» Directions for this task:
Check every line below for the word "vystavovat" and copy each one that has it.

» Supplied information:
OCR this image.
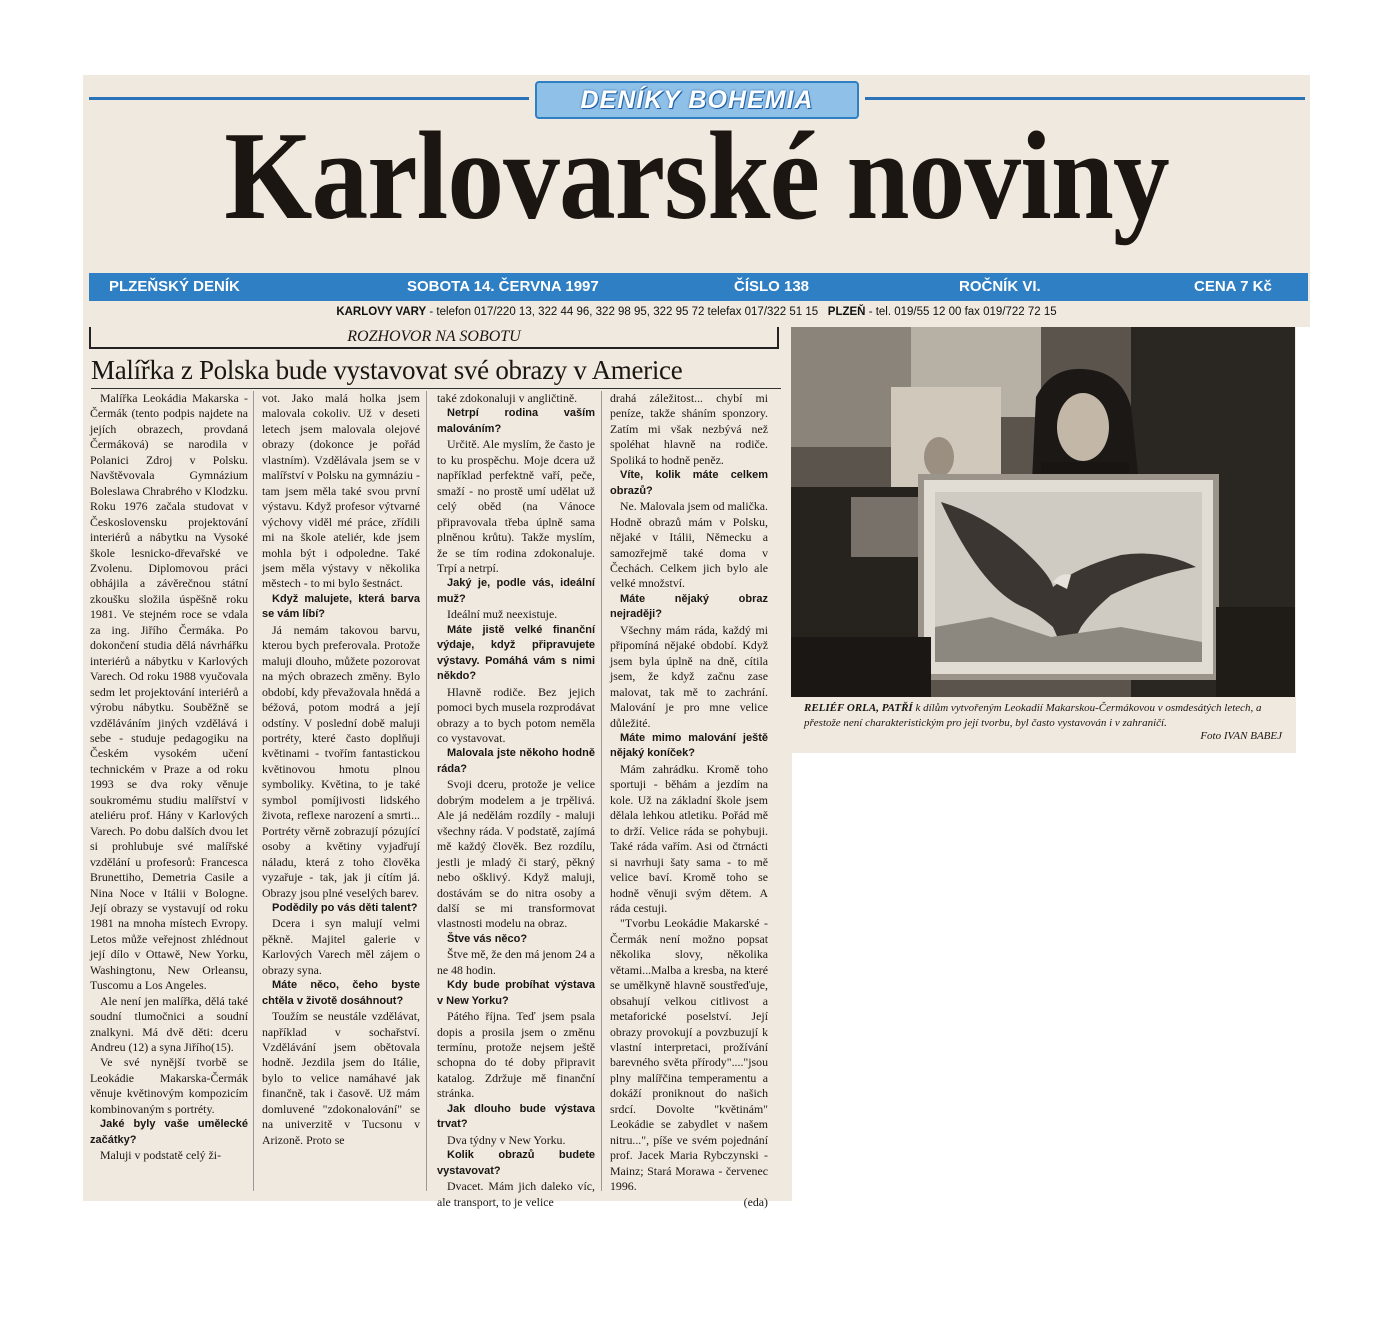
DENÍKY BOHEMIA
Karlovarské noviny
PLZEŇSKÝ DENÍK	SOBOTA 14. ČERVNA 1997	ČÍSLO 138	ROČNÍK VI.	CENA 7 Kč
KARLOVY VARY - telefon 017/220 13, 322 44 96, 322 98 95, 322 95 72 telefax 017/322 51 15 PLZEŇ - tel. 019/55 12 00 fax 019/722 72 15
ROZHOVOR NA SOBOTU
Malířka z Polska bude vystavovat své obrazy v Americe

Malířka Leokádia Makarska - Čermák (tento podpis najdete na jejích obrazech, provdaná Čermáková) se narodila v Polanici Zdroj v Polsku. Navštěvovala Gymnázium Boleslawa Chrabrého v Klodzku. Roku 1976 začala studovat v Československu projektování interiérů a nábytku na Vysoké škole lesnicko-dřevařské ve Zvolenu. Diplomovou práci obhájila a závěrečnou státní zkoušku složila úspěšně roku 1981. Ve stejném roce se vdala za ing. Jiřího Čermáka. Po dokončení studia dělá návrhářku interiérů a nábytku v Karlových Varech. Od roku 1988 vyučovala sedm let projektování interiérů a výrobu nábytku. Souběžně se vzděláváním jiných vzdělává i sebe - studuje pedagogiku na Českém vysokém učení technickém v Praze a od roku 1993 se dva roky věnuje soukromému studiu malířství v ateliéru prof. Hány v Karlových Varech. Po dobu dalších dvou let si prohlubuje své malířské vzdělání u profesorů: Francesca Brunettiho, Demetria Casile a Nina Noce v Itálii v Bologne. Její obrazy se vystavují od roku 1981 na mnoha místech Evropy. Letos může veřejnost zhlédnout její dílo v Ottawě, New Yorku, Washingtonu, New Orleansu, Tuscomu a Los Angeles.

Ale není jen malířka, dělá také soudní tlumočnici a soudní znalkyni. Má dvě děti: dceru Andreu (12) a syna Jiřího(15).

Ve své nynější tvorbě se Leokádie Makarska-Čermák věnuje květinovým kompozicím kombinovaným s portréty.

Jaké byly vaše umělecké začátky?

Maluji v podstatě celý ži-

vot. Jako malá holka jsem malovala cokoliv. Už v deseti letech jsem malovala olejové obrazy (dokonce je pořád vlastním). Vzdělávala jsem se v malířství v Polsku na gymnáziu - tam jsem měla také svou první výstavu. Když profesor výtvarné výchovy viděl mé práce, zřídili mi na škole ateliér, kde jsem mohla být i odpoledne. Také jsem měla výstavy v několika městech - to mi bylo šestnáct.

Když malujete, která barva se vám líbí?

Já nemám takovou barvu, kterou bych preferovala. Protože maluji dlouho, můžete pozorovat na mých obrazech změny. Bylo období, kdy převažovala hnědá a béžová, potom modrá a její odstíny. V poslední době maluji portréty, které často doplňuji květinami - tvořím fantastickou květinovou hmotu plnou symboliky. Květina, to je také symbol pomíjivosti lidského života, reflexe narození a smrti... Portréty věrně zobrazují pózující osoby a květiny vyjadřují náladu, která z toho člověka vyzařuje - tak, jak ji cítím já. Obrazy jsou plné veselých barev.

Podědily po vás děti talent?

Dcera i syn malují velmi pěkně. Majitel galerie v Karlových Varech měl zájem o obrazy syna.

Máte něco, čeho byste chtěla v životě dosáhnout?

Toužím se neustále vzdělávat, například v sochařství. Vzdělávání jsem obětovala hodně. Jezdila jsem do Itálie, bylo to velice namáhavé jak finančně, tak i časově. Už mám domluvené "zdokonalování" se na univerzitě v Tucsonu v Arizoně. Proto se

také zdokonaluji v angličtině.

Netrpí rodina vaším malováním?

Určitě. Ale myslím, že často je to ku prospěchu. Moje dcera už například perfektně vaří, peče, smaží - no prostě umí udělat už celý oběd (na Vánoce připravovala třeba úplně sama plněnou krůtu). Takže myslím, že se tím rodina zdokonaluje. Trpí a netrpí.

Jaký je, podle vás, ideální muž?

Ideální muž neexistuje.

Máte jistě velké finanční výdaje, když připravujete výstavy. Pomáhá vám s nimi někdo?

Hlavně rodiče. Bez jejich pomoci bych musela rozprodávat obrazy a to bych potom neměla co vystavovat.

Malovala jste někoho hodně ráda?

Svoji dceru, protože je velice dobrým modelem a je trpělivá. Ale já nedělám rozdíly - maluji všechny ráda. V podstatě, zajímá mě každý člověk. Bez rozdílu, jestli je mladý či starý, pěkný nebo ošklivý. Když maluji, dostávám se do nitra osoby a další se mi transformovat vlastnosti modelu na obraz.

Štve vás něco?

Štve mě, že den má jenom 24 a ne 48 hodin.

Kdy bude probíhat výstava v New Yorku?

Pátého října. Teď jsem psala dopis a prosila jsem o změnu termínu, protože nejsem ještě schopna do té doby připravit katalog. Zdržuje mě finanční stránka.

Jak dlouho bude výstava trvat?

Dva týdny v New Yorku.

Kolik obrazů budete vystavovat?

Dvacet. Mám jich daleko víc, ale transport, to je velice

drahá záležitost... chybí mi peníze, takže sháním sponzory. Zatím mi však nezbývá než spoléhat hlavně na rodiče. Spoliká to hodně peněz.

Víte, kolik máte celkem obrazů?

Ne. Malovala jsem od malička. Hodně obrazů mám v Polsku, nějaké v Itálii, Německu a samozřejmě také doma v Čechách. Celkem jich bylo ale velké množství.

Máte nějaký obraz nejraději?

Všechny mám ráda, každý mi připomíná nějaké období. Když jsem byla úplně na dně, cítila jsem, že když začnu zase malovat, tak mě to zachrání. Malování je pro mne velice důležité.

Máte mimo malování ještě nějaký koníček?

Mám zahrádku. Kromě toho sportuji - běhám a jezdím na kole. Už na základní škole jsem dělala lehkou atletiku. Pořád mě to drží. Velice ráda se pohybuji. Také ráda vařím. Asi od čtrnácti si navrhuji šaty sama - to mě velice baví. Kromě toho se hodně věnuji svým dětem. A ráda cestuji.

"Tvorbu Leokádie Makarské - Čermák není možno popsat několika slovy, několika větami...Malba a kresba, na které se umělkyně hlavně soustřeďuje, obsahují velkou citlivost a metaforické poselství. Její obrazy provokují a povzbuzují k vlastní interpretaci, prožívání barevného světa přírody"...."jsou plny malířčina temperamentu a dokáží proniknout do našich srdcí. Dovolte "květinám" Leokádie se zabydlet v našem nitru...", píše ve svém pojednání prof. Jacek Maria Rybczynski - Mainz; Stará Morawa - červenec 1996.

(eda)

RELIÉF ORLA, PATŘÍ k dílům vytvořeným Leokadií Makarskou-Čermákovou v osmdesátých letech, a přestože není charakteristickým pro její tvorbu, byl často vystavován i v zahraničí.
Foto IVAN BABEJ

» Task result:
Malířka z Polska bude vystavovat své obrazy v Americe
Hlavně rodiče. Bez jejich pomoci bych musela rozprodávat obrazy a to bych potom neměla co vystavovat.
Kolik obrazů budete vystavovat?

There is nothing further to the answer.